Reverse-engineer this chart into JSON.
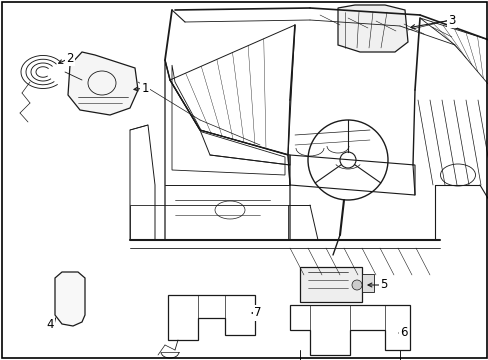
{
  "background_color": "#ffffff",
  "border_color": "#000000",
  "fig_width": 4.89,
  "fig_height": 3.6,
  "dpi": 100,
  "label_fontsize": 8.5,
  "line_color": "#1a1a1a",
  "lw": 0.7
}
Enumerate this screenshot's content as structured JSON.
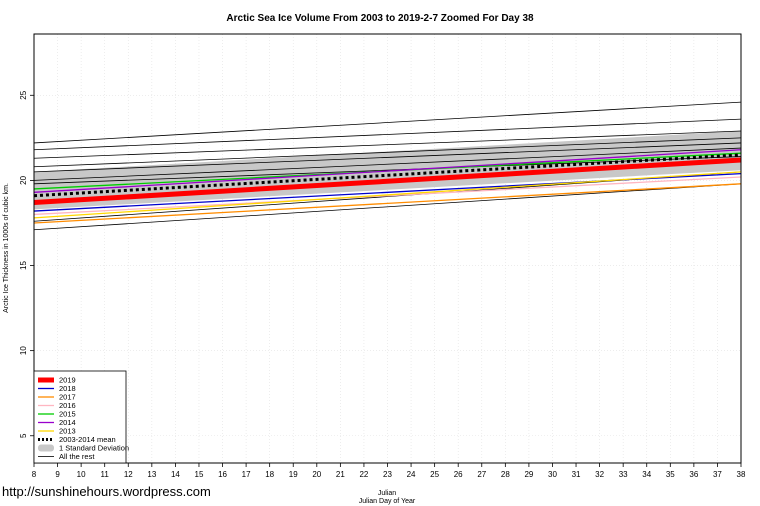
{
  "chart_data": {
    "type": "line",
    "title": "Arctic Sea Ice Volume From 2003 to 2019-2-7 Zoomed For Day 38",
    "xlabel_line1": "Julian",
    "xlabel_line2": "Julian Day of Year",
    "ylabel": "Arctic Ice Thickness in 1000s of cubic km.",
    "xlim": [
      8,
      38
    ],
    "ylim": [
      3.4,
      28.6
    ],
    "x_ticks": [
      8,
      9,
      10,
      11,
      12,
      13,
      14,
      15,
      16,
      17,
      18,
      19,
      20,
      21,
      22,
      23,
      24,
      25,
      26,
      27,
      28,
      29,
      30,
      31,
      32,
      33,
      34,
      35,
      36,
      37,
      38
    ],
    "y_ticks": [
      5,
      10,
      15,
      20,
      25
    ],
    "grid": true,
    "legend_position": "bottom-left",
    "std_band": {
      "name": "1 Standard Deviation",
      "color": "#c8c8c8",
      "x": [
        8,
        38
      ],
      "lower": [
        18.3,
        20.6
      ],
      "upper": [
        20.5,
        22.9
      ]
    },
    "series": [
      {
        "name": "2019",
        "color": "#ff0000",
        "style": "thick",
        "x": [
          8,
          38
        ],
        "y": [
          18.7,
          21.2
        ]
      },
      {
        "name": "2018",
        "color": "#0000cc",
        "style": "solid",
        "x": [
          8,
          38
        ],
        "y": [
          18.2,
          20.4
        ]
      },
      {
        "name": "2017",
        "color": "#ff8c00",
        "style": "solid",
        "x": [
          8,
          38
        ],
        "y": [
          17.5,
          19.8
        ]
      },
      {
        "name": "2016",
        "color": "#ffb6c1",
        "style": "solid",
        "x": [
          8,
          38
        ],
        "y": [
          18.0,
          20.2
        ]
      },
      {
        "name": "2015",
        "color": "#00cc00",
        "style": "solid",
        "x": [
          8,
          38
        ],
        "y": [
          19.5,
          21.6
        ]
      },
      {
        "name": "2014",
        "color": "#9900cc",
        "style": "solid",
        "x": [
          8,
          38
        ],
        "y": [
          19.3,
          21.8
        ]
      },
      {
        "name": "2013",
        "color": "#ffd700",
        "style": "solid",
        "x": [
          8,
          38
        ],
        "y": [
          17.8,
          20.5
        ]
      },
      {
        "name": "2003-2014 mean",
        "color": "#000000",
        "style": "dotted",
        "x": [
          8,
          38
        ],
        "y": [
          19.1,
          21.5
        ]
      },
      {
        "name": "All the rest",
        "color": "#000000",
        "style": "thin",
        "x": [
          8,
          38
        ],
        "y": [
          22.2,
          24.6
        ]
      },
      {
        "name": "All the rest",
        "color": "#000000",
        "style": "thin",
        "x": [
          8,
          38
        ],
        "y": [
          21.8,
          23.6
        ]
      },
      {
        "name": "All the rest",
        "color": "#000000",
        "style": "thin",
        "x": [
          8,
          38
        ],
        "y": [
          21.3,
          22.9
        ]
      },
      {
        "name": "All the rest",
        "color": "#000000",
        "style": "thin",
        "x": [
          8,
          38
        ],
        "y": [
          20.8,
          22.5
        ]
      },
      {
        "name": "All the rest",
        "color": "#000000",
        "style": "thin",
        "x": [
          8,
          38
        ],
        "y": [
          20.5,
          22.2
        ]
      },
      {
        "name": "All the rest",
        "color": "#000000",
        "style": "thin",
        "x": [
          8,
          38
        ],
        "y": [
          20.0,
          21.9
        ]
      },
      {
        "name": "All the rest",
        "color": "#000000",
        "style": "thin",
        "x": [
          8,
          38
        ],
        "y": [
          19.8,
          21.4
        ]
      },
      {
        "name": "All the rest",
        "color": "#000000",
        "style": "thin",
        "x": [
          8,
          38
        ],
        "y": [
          17.6,
          20.5
        ]
      },
      {
        "name": "All the rest",
        "color": "#000000",
        "style": "thin",
        "x": [
          8,
          38
        ],
        "y": [
          17.1,
          19.8
        ]
      }
    ],
    "legend": [
      {
        "label": "2019",
        "color": "#ff0000",
        "style": "thick"
      },
      {
        "label": "2018",
        "color": "#0000cc",
        "style": "solid"
      },
      {
        "label": "2017",
        "color": "#ff8c00",
        "style": "solid"
      },
      {
        "label": "2016",
        "color": "#ffb6c1",
        "style": "solid"
      },
      {
        "label": "2015",
        "color": "#00cc00",
        "style": "solid"
      },
      {
        "label": "2014",
        "color": "#9900cc",
        "style": "solid"
      },
      {
        "label": "2013",
        "color": "#ffd700",
        "style": "solid"
      },
      {
        "label": "2003-2014 mean",
        "color": "#000000",
        "style": "dotted"
      },
      {
        "label": "1 Standard Deviation",
        "color": "#c8c8c8",
        "style": "band"
      },
      {
        "label": "All the rest",
        "color": "#000000",
        "style": "thin"
      }
    ]
  },
  "footer": {
    "url": "http://sunshinehours.wordpress.com"
  }
}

====

● Requirements: From the data above, copy out every line with the string "Standard" in it.

● In response:
      "name": "1 Standard Deviation",
        "label": "1 Standard Deviation",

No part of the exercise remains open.